TASK TO CARRY OUT ▸
Find and copy each line of the records where the string "slot" shows up.

Stored data
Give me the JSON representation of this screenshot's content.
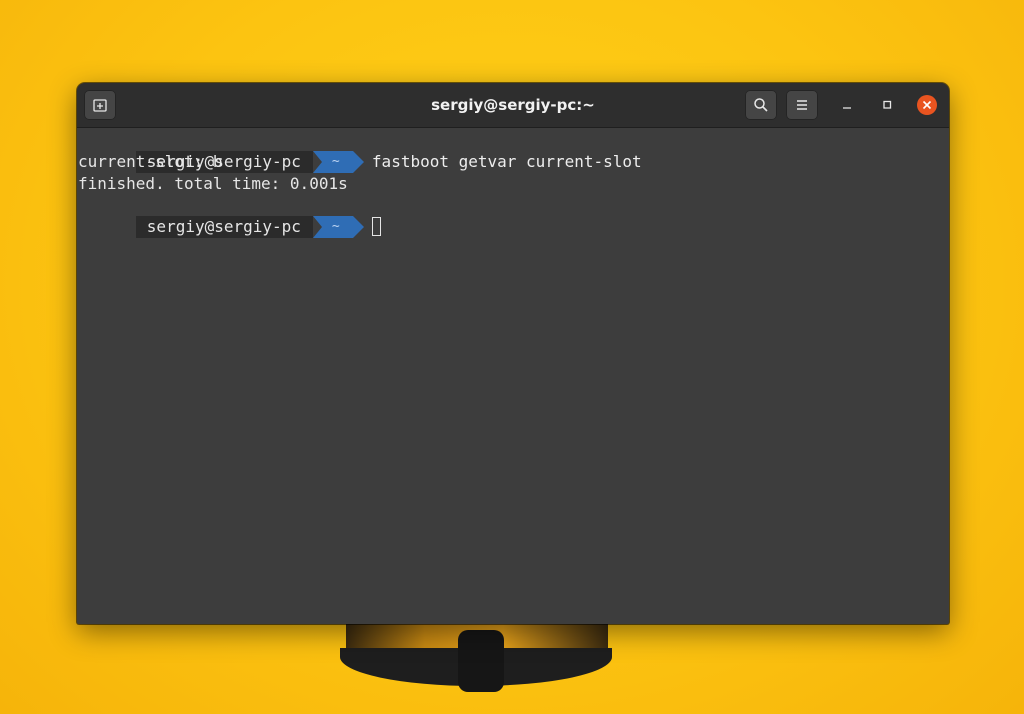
{
  "window": {
    "title": "sergiy@sergiy-pc:~"
  },
  "icons": {
    "new_tab": "new-tab-icon",
    "search": "search-icon",
    "menu": "hamburger-menu-icon",
    "minimize": "minimize-icon",
    "maximize": "maximize-icon",
    "close": "close-icon"
  },
  "colors": {
    "close_button": "#e95420",
    "prompt_dir_bg": "#2f6db5",
    "terminal_bg": "#3d3d3d",
    "desktop_bg": "#fcc411"
  },
  "terminal": {
    "prompt1": {
      "host": "sergiy@sergiy-pc",
      "dir": "~",
      "command": "fastboot getvar current-slot"
    },
    "output": [
      "current-slot: b",
      "finished. total time: 0.001s"
    ],
    "prompt2": {
      "host": "sergiy@sergiy-pc",
      "dir": "~",
      "command": ""
    }
  }
}
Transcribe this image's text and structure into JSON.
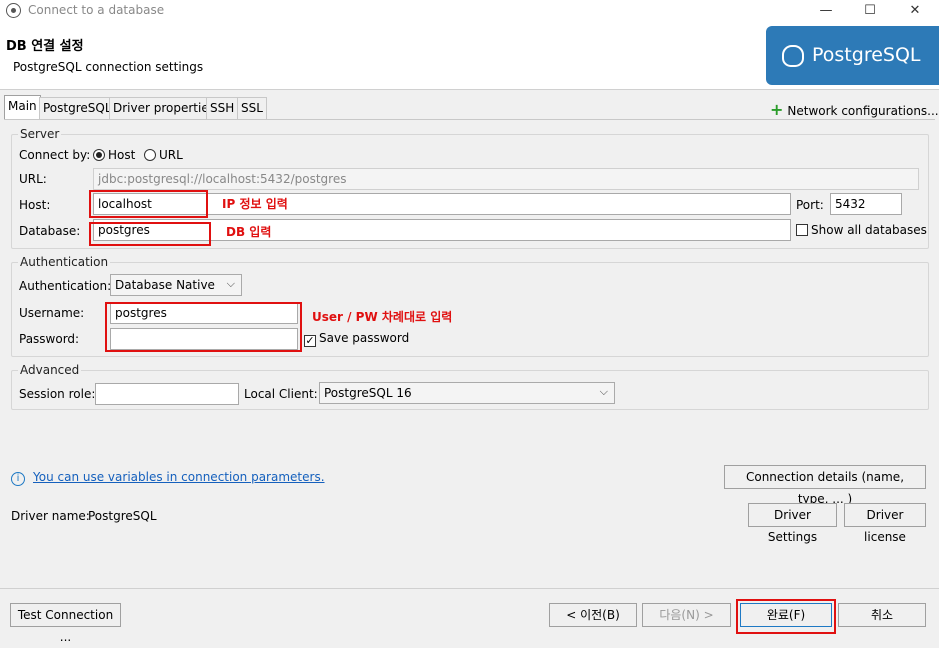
{
  "window": {
    "title": "Connect to a database",
    "minimize": "—",
    "maximize": "☐",
    "close": "✕"
  },
  "header": {
    "title": "DB 연결 설정",
    "subtitle": "PostgreSQL connection settings",
    "logo_text": "PostgreSQL",
    "logo_color": "#2d7ab7"
  },
  "tabs": [
    "Main",
    "PostgreSQL",
    "Driver properties",
    "SSH",
    "SSL"
  ],
  "network_config": "Network configurations...",
  "server": {
    "group_label": "Server",
    "connect_by_label": "Connect by:",
    "option_host": "Host",
    "option_url": "URL",
    "selected": "Host",
    "url_label": "URL:",
    "url_value": "jdbc:postgresql://localhost:5432/postgres",
    "host_label": "Host:",
    "host_value": "localhost",
    "port_label": "Port:",
    "port_value": "5432",
    "database_label": "Database:",
    "database_value": "postgres",
    "show_all_label": "Show all databases",
    "show_all_checked": false
  },
  "authentication": {
    "group_label": "Authentication",
    "auth_label": "Authentication:",
    "auth_value": "Database Native",
    "username_label": "Username:",
    "username_value": "postgres",
    "password_label": "Password:",
    "password_value": "",
    "save_password_label": "Save password",
    "save_password_checked": true
  },
  "advanced": {
    "group_label": "Advanced",
    "session_role_label": "Session role:",
    "session_role_value": "",
    "local_client_label": "Local Client:",
    "local_client_value": "PostgreSQL 16"
  },
  "annotations": {
    "host_note": "IP 정보 입력",
    "db_note": "DB 입력",
    "user_note": "User / PW 차례대로 입력",
    "highlight_color": "#e01010"
  },
  "info": {
    "variables_link": "You can use variables in connection parameters.",
    "connection_details_button": "Connection details (name, type, ... )"
  },
  "driver": {
    "name_label": "Driver name:",
    "name_value": "PostgreSQL",
    "settings_button": "Driver Settings",
    "license_button": "Driver license"
  },
  "footer": {
    "test_connection": "Test Connection ...",
    "back": "< 이전(B)",
    "next": "다음(N) >",
    "finish": "완료(F)",
    "cancel": "취소"
  }
}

ANSWER TO THE EXERCISE ▸
      "command": "fastboot getvar current-slot"
      "current-slot: b",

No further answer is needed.